Text for analysis —
----
Personal information
- Full name: Federico Emanuel Milo
- Date of birth: 10 January 1992 (age 34)
- Place of birth: Quilmes, Argentina
- Height: 1.83 m (6 ft 0 in)
- Position: Left-back

Team information
- Current team: Godoy Cruz

Youth career
- Arsenal de Sarandí

Senior career*
- Years: Team / Apps / (Gls)
- 2013–2020: Arsenal de Sarandí / 65 / (4)
- 2018–2019: → San Martín SJ (loan) / 14 / (0)
- 2019–2020: → Unión (loan) / 18 / (0)
- 2020–2022: Aldosivi / 33 / (0)
- 2022–2023: Ionikos / 7 / (0)
- 2023–2024: Sport Boys / 25 / (1)
- 2024: Gimnasia LP / 10 / (0)
- 2024–2025: Independiente Rivadavia / 12 / (0)
- 2025–2026: Temperley / 20 / (1)
- 2026–: Godoy Cruz / 1 / (0)
----
(Records from a collection)
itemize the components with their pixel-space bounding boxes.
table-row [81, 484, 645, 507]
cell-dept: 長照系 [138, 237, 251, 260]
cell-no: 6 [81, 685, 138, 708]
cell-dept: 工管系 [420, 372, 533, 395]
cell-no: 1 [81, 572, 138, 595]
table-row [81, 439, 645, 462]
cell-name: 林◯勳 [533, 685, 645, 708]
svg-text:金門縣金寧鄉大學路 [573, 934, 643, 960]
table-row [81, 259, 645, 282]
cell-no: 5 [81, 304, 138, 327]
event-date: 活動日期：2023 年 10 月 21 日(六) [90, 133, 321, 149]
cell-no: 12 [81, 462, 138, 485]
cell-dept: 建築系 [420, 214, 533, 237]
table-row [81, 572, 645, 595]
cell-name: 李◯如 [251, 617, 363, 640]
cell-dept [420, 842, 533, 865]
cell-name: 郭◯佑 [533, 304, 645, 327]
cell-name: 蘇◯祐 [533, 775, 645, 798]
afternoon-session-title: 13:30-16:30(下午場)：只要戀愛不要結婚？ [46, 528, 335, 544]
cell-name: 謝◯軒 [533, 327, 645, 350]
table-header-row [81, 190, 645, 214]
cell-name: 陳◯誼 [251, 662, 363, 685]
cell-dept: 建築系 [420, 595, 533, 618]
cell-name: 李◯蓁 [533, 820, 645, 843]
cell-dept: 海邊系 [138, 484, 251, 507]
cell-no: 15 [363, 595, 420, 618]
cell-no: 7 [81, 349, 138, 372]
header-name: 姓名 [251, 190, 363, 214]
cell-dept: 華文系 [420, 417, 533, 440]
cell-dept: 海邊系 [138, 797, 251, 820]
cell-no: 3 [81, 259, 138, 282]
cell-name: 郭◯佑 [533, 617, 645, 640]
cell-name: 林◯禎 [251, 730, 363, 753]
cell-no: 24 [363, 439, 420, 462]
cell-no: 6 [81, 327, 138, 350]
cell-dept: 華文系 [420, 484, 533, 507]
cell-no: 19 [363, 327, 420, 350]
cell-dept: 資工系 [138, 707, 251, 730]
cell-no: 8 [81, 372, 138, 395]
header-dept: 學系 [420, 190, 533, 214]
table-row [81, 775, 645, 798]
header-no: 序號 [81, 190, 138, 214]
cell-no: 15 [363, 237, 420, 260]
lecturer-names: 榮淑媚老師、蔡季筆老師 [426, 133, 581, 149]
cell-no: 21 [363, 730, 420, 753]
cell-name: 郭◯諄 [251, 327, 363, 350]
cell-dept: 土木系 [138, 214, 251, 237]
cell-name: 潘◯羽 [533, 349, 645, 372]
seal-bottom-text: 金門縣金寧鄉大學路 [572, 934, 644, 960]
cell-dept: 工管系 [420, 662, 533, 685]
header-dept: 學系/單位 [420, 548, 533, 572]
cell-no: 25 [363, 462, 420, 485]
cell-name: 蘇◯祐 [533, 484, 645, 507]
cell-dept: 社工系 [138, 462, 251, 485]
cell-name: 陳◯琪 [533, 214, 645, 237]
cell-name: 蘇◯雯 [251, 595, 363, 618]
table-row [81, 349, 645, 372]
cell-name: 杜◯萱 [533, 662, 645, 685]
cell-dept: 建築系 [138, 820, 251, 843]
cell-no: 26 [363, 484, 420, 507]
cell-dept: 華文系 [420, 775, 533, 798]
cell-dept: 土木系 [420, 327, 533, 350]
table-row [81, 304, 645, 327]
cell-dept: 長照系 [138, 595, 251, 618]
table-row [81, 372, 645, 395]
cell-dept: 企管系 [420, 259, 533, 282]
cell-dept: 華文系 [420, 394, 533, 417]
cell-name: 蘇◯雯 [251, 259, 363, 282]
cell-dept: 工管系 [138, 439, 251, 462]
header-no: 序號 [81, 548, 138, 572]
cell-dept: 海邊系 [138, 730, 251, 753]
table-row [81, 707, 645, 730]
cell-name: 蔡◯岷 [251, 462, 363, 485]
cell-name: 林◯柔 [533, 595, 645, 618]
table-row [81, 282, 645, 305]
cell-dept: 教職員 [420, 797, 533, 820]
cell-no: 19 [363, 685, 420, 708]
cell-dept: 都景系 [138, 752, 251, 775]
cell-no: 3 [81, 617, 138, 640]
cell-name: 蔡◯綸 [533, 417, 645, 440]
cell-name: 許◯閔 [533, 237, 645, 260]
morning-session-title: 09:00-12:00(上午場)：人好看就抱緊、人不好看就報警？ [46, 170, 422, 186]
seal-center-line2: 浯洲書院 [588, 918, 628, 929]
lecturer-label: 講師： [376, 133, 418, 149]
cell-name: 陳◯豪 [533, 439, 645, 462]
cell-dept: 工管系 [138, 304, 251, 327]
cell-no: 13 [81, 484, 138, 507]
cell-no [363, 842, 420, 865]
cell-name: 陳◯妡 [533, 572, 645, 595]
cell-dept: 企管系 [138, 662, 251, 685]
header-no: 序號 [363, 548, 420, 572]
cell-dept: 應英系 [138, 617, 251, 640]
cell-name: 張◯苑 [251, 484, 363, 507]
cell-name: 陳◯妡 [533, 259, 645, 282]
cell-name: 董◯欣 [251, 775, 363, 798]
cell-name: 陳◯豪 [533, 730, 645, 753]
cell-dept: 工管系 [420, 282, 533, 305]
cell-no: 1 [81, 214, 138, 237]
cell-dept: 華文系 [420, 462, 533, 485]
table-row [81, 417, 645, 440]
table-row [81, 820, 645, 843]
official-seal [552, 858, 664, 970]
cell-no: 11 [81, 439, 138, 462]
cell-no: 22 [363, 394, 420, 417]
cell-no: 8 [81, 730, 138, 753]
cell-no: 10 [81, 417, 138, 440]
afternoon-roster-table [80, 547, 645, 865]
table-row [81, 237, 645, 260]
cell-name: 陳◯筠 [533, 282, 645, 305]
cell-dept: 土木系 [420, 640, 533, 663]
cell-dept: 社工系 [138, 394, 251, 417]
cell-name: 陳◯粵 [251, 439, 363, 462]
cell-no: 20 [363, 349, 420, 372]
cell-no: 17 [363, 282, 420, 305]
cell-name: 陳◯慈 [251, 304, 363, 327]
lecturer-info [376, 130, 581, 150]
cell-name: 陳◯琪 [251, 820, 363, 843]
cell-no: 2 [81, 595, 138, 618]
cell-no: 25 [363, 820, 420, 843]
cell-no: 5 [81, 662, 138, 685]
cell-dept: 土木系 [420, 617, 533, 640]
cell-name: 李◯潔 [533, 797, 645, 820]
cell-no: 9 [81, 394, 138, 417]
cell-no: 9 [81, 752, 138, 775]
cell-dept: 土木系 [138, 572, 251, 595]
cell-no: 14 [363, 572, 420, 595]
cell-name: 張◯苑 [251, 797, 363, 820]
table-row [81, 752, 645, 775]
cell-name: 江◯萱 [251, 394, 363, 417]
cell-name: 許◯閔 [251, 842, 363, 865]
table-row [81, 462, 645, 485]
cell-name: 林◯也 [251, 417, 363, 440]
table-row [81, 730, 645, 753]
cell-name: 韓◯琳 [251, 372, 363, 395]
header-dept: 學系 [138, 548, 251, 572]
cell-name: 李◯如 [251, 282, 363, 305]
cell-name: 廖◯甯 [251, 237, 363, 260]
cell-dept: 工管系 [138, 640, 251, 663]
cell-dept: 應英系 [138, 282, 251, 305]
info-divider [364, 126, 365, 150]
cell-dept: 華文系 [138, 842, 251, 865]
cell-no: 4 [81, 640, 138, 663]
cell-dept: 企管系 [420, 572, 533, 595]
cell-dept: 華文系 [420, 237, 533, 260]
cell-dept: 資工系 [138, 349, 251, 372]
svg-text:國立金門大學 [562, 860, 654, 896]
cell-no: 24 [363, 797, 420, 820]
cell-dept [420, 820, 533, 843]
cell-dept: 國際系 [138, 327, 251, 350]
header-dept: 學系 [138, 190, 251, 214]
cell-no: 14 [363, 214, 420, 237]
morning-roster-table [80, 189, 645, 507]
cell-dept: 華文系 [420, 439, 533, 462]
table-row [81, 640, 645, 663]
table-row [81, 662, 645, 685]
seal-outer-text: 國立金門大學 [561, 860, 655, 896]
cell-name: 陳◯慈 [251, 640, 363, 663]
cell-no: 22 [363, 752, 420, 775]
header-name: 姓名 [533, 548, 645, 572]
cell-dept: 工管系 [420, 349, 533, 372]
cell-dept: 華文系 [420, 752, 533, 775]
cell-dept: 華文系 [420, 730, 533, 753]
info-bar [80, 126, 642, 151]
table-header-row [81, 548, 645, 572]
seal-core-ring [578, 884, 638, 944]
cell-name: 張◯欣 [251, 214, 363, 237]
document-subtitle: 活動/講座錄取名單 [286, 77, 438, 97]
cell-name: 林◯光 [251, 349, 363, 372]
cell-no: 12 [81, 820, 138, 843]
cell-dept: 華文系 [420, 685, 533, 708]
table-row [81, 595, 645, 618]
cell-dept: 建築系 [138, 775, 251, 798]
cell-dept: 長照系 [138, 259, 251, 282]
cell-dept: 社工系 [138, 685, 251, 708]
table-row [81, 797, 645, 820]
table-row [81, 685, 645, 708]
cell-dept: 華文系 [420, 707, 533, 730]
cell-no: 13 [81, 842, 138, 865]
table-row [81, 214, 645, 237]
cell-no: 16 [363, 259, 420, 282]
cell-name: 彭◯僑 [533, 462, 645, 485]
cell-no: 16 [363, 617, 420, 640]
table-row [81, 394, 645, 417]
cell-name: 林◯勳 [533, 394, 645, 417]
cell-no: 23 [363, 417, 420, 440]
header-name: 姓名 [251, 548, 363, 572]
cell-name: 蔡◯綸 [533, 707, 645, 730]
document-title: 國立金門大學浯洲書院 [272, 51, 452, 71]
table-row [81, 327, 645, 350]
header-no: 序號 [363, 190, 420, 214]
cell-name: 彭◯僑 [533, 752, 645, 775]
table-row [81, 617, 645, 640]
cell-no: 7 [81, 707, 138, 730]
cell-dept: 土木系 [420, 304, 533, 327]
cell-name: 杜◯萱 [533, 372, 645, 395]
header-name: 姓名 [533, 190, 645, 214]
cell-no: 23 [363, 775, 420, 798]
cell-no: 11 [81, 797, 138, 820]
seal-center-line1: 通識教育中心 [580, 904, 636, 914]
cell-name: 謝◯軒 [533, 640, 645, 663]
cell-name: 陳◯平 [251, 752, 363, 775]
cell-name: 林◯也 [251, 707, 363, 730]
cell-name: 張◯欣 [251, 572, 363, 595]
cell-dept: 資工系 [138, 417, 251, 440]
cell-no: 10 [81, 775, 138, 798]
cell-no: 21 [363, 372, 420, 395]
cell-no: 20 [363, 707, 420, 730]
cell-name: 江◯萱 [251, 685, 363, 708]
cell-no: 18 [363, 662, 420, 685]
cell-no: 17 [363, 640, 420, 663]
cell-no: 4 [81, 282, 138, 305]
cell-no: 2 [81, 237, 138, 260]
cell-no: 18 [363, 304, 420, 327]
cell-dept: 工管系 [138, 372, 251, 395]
----
Work order — Please write what comes next in the player profile of Federico Emanuel Milo, shown above the records, starting after its final line, "2026–: Godoy Cruz / 1 / (0)".

Answer section —
= Federico Milo =

Argentine footballer

Federico Emanuel Milo (born 10 January 1992) is an Argentine professional footballer who plays as a left-back for Godoy Cruz.

==Career==
Milo began with Argentine Primera División club Arsenal de Sarandí. He made his debut for the club on 22 September 2013 in a league draw with Rosario Central. Two more Primera División appearances followed during 2013–14 before he made his continental debut as he featured in Arsenal's 3–0 victory against Santos Laguna in the 2014 Copa Libertadores. He went onto make 26 appearances in all competitions for Arsenal between the 2013–14 season and the 2016 season. Milo was loaned to fellow Primera División team San Martín in July 2018.

==Career statistics==
.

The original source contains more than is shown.